┌──

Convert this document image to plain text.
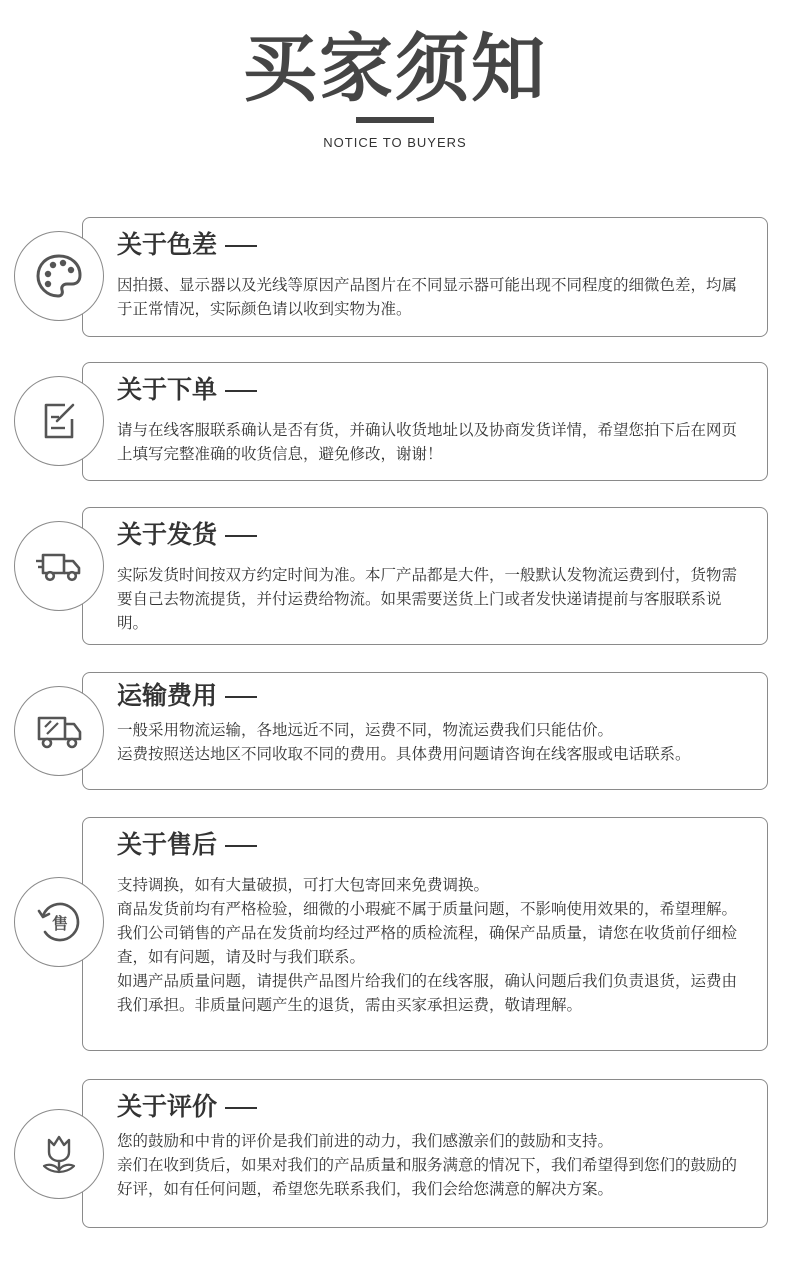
买家须知
NOTICE TO BUYERS
关于色差

因拍摄、显示器以及光线等原因产品图片在不同显示器可能出现不同程度的细微色差，均属于正常情况，实际颜色请以收到实物为准。

关于下单

请与在线客服联系确认是否有货，并确认收货地址以及协商发货详情，希望您拍下后在网页上填写完整准确的收货信息，避免修改，谢谢！

关于发货

实际发货时间按双方约定时间为准。本厂产品都是大件，一般默认发物流运费到付，货物需要自己去物流提货，并付运费给物流。如果需要送货上门或者发快递请提前与客服联系说明。

运输费用

一般采用物流运输，各地远近不同，运费不同，物流运费我们只能估价。

运费按照送达地区不同收取不同的费用。具体费用问题请咨询在线客服或电话联系。

关于售后

支持调换，如有大量破损，可打大包寄回来免费调换。

商品发货前均有严格检验，细微的小瑕疵不属于质量问题，不影响使用效果的，希望理解。

我们公司销售的产品在发货前均经过严格的质检流程，确保产品质量，请您在收货前仔细检查，如有问题，请及时与我们联系。

如遇产品质量问题，请提供产品图片给我们的在线客服，确认问题后我们负责退货，运费由我们承担。非质量问题产生的退货，需由买家承担运费，敬请理解。

售
关于评价

您的鼓励和中肯的评价是我们前进的动力，我们感激亲们的鼓励和支持。

亲们在收到货后，如果对我们的产品质量和服务满意的情况下，我们希望得到您们的鼓励的好评，如有任何问题，希望您先联系我们，我们会给您满意的解决方案。
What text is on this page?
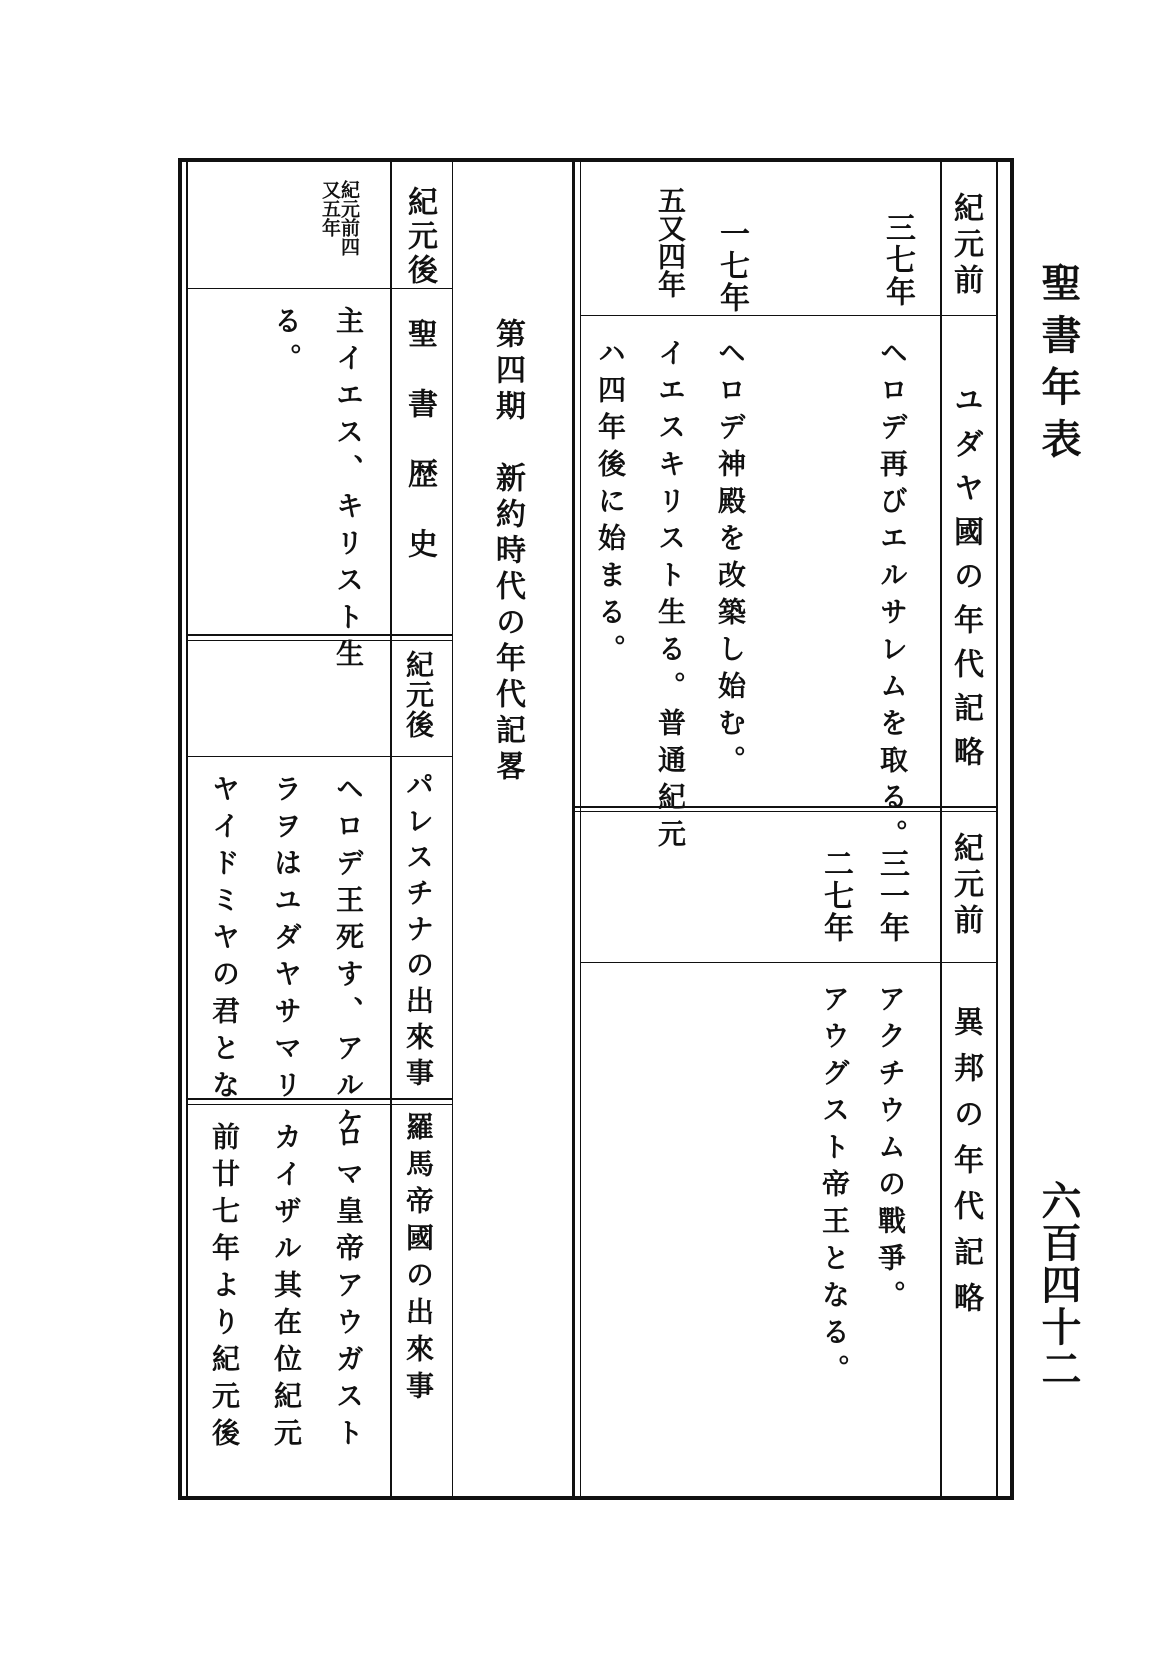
聖書年表
六百四十二
紀元前
ユダヤ國の年代記略
三七年
一七年
五又四年
ヘロデ再びエルサレムを取る。
ヘロデ神殿を改築し始む。
イエスキリスト生る。普通紀元
ハ四年後に始まる。
紀元前
異邦の年代記略
三一年
二七年
アクチウムの戰爭。
アウグスト帝王となる。
第四期　新約時代の年代記畧
紀元後
聖書歴史
紀元前四又五年
主イエス、キリスト生
る。
紀元後
パレスチナの出來事
ヘロデ王死す、アルケ
ラヲはユダヤサマリ
ヤイドミヤの君とな
羅馬帝國の出來事
ロマ皇帝アウガスト
カイザル其在位紀元
前廿七年より紀元後
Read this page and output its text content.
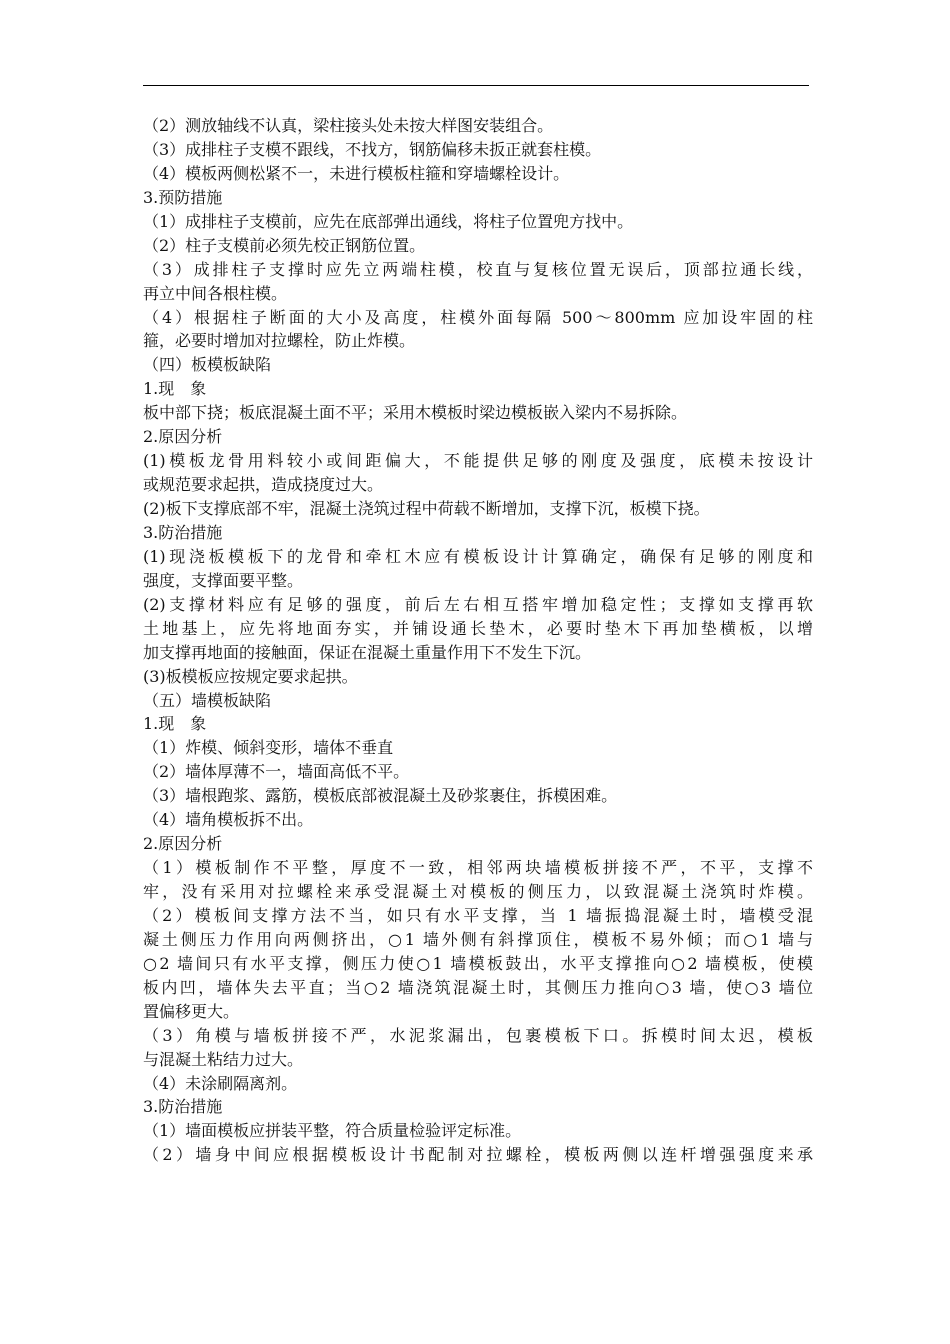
（2）测放轴线不认真，梁柱接头处未按大样图安装组合。
（3）成排柱子支模不跟线，不找方，钢筋偏移未扳正就套柱模。
（4）模板两侧松紧不一，未进行模板柱箍和穿墙螺栓设计。
3.预防措施
（1）成排柱子支模前，应先在底部弹出通线，将柱子位置兜方找中。
（2）柱子支模前必须先校正钢筋位置。
（3）成排柱子支撑时应先立两端柱模，校直与复核位置无误后，顶部拉通长线，
再立中间各根柱模。
（4）根据柱子断面的大小及高度，柱模外面每隔 500～800mm 应加设牢固的柱
箍，必要时增加对拉螺栓，防止炸模。
（四）板模板缺陷
1.现　象
板中部下挠；板底混凝土面不平；采用木模板时梁边模板嵌入梁内不易拆除。
2.原因分析
(1)模板龙骨用料较小或间距偏大，不能提供足够的刚度及强度，底模未按设计
或规范要求起拱，造成挠度过大。
(2)板下支撑底部不牢，混凝土浇筑过程中荷载不断增加，支撑下沉，板模下挠。
3.防治措施
(1)现浇板模板下的龙骨和牵杠木应有模板设计计算确定，确保有足够的刚度和
强度，支撑面要平整。
(2)支撑材料应有足够的强度，前后左右相互搭牢增加稳定性；支撑如支撑再软
土地基上，应先将地面夯实，并铺设通长垫木，必要时垫木下再加垫横板，以增
加支撑再地面的接触面，保证在混凝土重量作用下不发生下沉。
(3)板模板应按规定要求起拱。
（五）墙模板缺陷
1.现　象
（1）炸模、倾斜变形，墙体不垂直
（2）墙体厚薄不一，墙面高低不平。
（3）墙根跑浆、露筋，模板底部被混凝土及砂浆裹住，拆模困难。
（4）墙角模板拆不出。
2.原因分析
（1）模板制作不平整，厚度不一致，相邻两块墙模板拼接不严，不平，支撑不
牢，没有采用对拉螺栓来承受混凝土对模板的侧压力，以致混凝土浇筑时炸模。
（2）模板间支撑方法不当，如只有水平支撑，当 1 墙振捣混凝土时，墙模受混
凝土侧压力作用向两侧挤出，○1 墙外侧有斜撑顶住，模板不易外倾；而○1 墙与
○2 墙间只有水平支撑，侧压力使○1 墙模板鼓出，水平支撑推向○2 墙模板，使模
板内凹，墙体失去平直；当○2 墙浇筑混凝土时，其侧压力推向○3 墙，使○3 墙位
置偏移更大。
（3）角模与墙板拼接不严，水泥浆漏出，包裹模板下口。拆模时间太迟，模板
与混凝土粘结力过大。
（4）未涂刷隔离剂。
3.防治措施
（1）墙面模板应拼装平整，符合质量检验评定标准。
（2）墙身中间应根据模板设计书配制对拉螺栓，模板两侧以连杆增强强度来承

└──

PROBLEM TO SOLVE: Every entry must be written out exactly, with all pictures left out.

SOLUTION:
Convert this document image to plain text.
买家须知
NOTICE TO BUYERS
关于色差

因拍摄、显示器以及光线等原因产品图片在不同显示器可能出现不同程度的细微色差，均属于正常情况，实际颜色请以收到实物为准。

关于下单

请与在线客服联系确认是否有货，并确认收货地址以及协商发货详情，希望您拍下后在网页上填写完整准确的收货信息，避免修改，谢谢！

关于发货

实际发货时间按双方约定时间为准。本厂产品都是大件，一般默认发物流运费到付，货物需要自己去物流提货，并付运费给物流。如果需要送货上门或者发快递请提前与客服联系说明。

运输费用

一般采用物流运输，各地远近不同，运费不同，物流运费我们只能估价。

运费按照送达地区不同收取不同的费用。具体费用问题请咨询在线客服或电话联系。

关于售后

支持调换，如有大量破损，可打大包寄回来免费调换。

商品发货前均有严格检验，细微的小瑕疵不属于质量问题，不影响使用效果的，希望理解。

我们公司销售的产品在发货前均经过严格的质检流程，确保产品质量，请您在收货前仔细检查，如有问题，请及时与我们联系。

如遇产品质量问题，请提供产品图片给我们的在线客服，确认问题后我们负责退货，运费由我们承担。非质量问题产生的退货，需由买家承担运费，敬请理解。

售
关于评价

您的鼓励和中肯的评价是我们前进的动力，我们感激亲们的鼓励和支持。

亲们在收到货后，如果对我们的产品质量和服务满意的情况下，我们希望得到您们的鼓励的好评，如有任何问题，希望您先联系我们，我们会给您满意的解决方案。
What text is on this page?
聖書年表
六百四十二
紀元前
ユダヤ國の年代記略
三七年
一七年
五又四年
ヘロデ再びエルサレムを取る。
ヘロデ神殿を改築し始む。
イエスキリスト生る。普通紀元
ハ四年後に始まる。
紀元前
異邦の年代記略
三一年
二七年
アクチウムの戰爭。
アウグスト帝王となる。
第四期　新約時代の年代記畧
紀元後
聖書歴史
紀元前四又五年
主イエス、キリスト生
る。
紀元後
パレスチナの出來事
ヘロデ王死す、アルケ
ラヲはユダヤサマリ
ヤイドミヤの君とな
羅馬帝國の出來事
ロマ皇帝アウガスト
カイザル其在位紀元
前廿七年より紀元後
Read this page and output its text content.
（2）测放轴线不认真，梁柱接头处未按大样图安装组合。
（3）成排柱子支模不跟线，不找方，钢筋偏移未扳正就套柱模。
（4）模板两侧松紧不一，未进行模板柱箍和穿墙螺栓设计。
3.预防措施
（1）成排柱子支模前，应先在底部弹出通线，将柱子位置兜方找中。
（2）柱子支模前必须先校正钢筋位置。
（3）成排柱子支撑时应先立两端柱模，校直与复核位置无误后，顶部拉通长线，
再立中间各根柱模。
（4）根据柱子断面的大小及高度，柱模外面每隔 500～800mm 应加设牢固的柱
箍，必要时增加对拉螺栓，防止炸模。
（四）板模板缺陷
1.现　象
板中部下挠；板底混凝土面不平；采用木模板时梁边模板嵌入梁内不易拆除。
2.原因分析
(1)模板龙骨用料较小或间距偏大，不能提供足够的刚度及强度，底模未按设计
或规范要求起拱，造成挠度过大。
(2)板下支撑底部不牢，混凝土浇筑过程中荷载不断增加，支撑下沉，板模下挠。
3.防治措施
(1)现浇板模板下的龙骨和牵杠木应有模板设计计算确定，确保有足够的刚度和
强度，支撑面要平整。
(2)支撑材料应有足够的强度，前后左右相互搭牢增加稳定性；支撑如支撑再软
土地基上，应先将地面夯实，并铺设通长垫木，必要时垫木下再加垫横板，以增
加支撑再地面的接触面，保证在混凝土重量作用下不发生下沉。
(3)板模板应按规定要求起拱。
（五）墙模板缺陷
1.现　象
（1）炸模、倾斜变形，墙体不垂直
（2）墙体厚薄不一，墙面高低不平。
（3）墙根跑浆、露筋，模板底部被混凝土及砂浆裹住，拆模困难。
（4）墙角模板拆不出。
2.原因分析
（1）模板制作不平整，厚度不一致，相邻两块墙模板拼接不严，不平，支撑不
牢，没有采用对拉螺栓来承受混凝土对模板的侧压力，以致混凝土浇筑时炸模。
（2）模板间支撑方法不当，如只有水平支撑，当 1 墙振捣混凝土时，墙模受混
凝土侧压力作用向两侧挤出，○1 墙外侧有斜撑顶住，模板不易外倾；而○1 墙与
○2 墙间只有水平支撑，侧压力使○1 墙模板鼓出，水平支撑推向○2 墙模板，使模
板内凹，墙体失去平直；当○2 墙浇筑混凝土时，其侧压力推向○3 墙，使○3 墙位
置偏移更大。
（3）角模与墙板拼接不严，水泥浆漏出，包裹模板下口。拆模时间太迟，模板
与混凝土粘结力过大。
（4）未涂刷隔离剂。
3.防治措施
（1）墙面模板应拼装平整，符合质量检验评定标准。
（2）墙身中间应根据模板设计书配制对拉螺栓，模板两侧以连杆增强强度来承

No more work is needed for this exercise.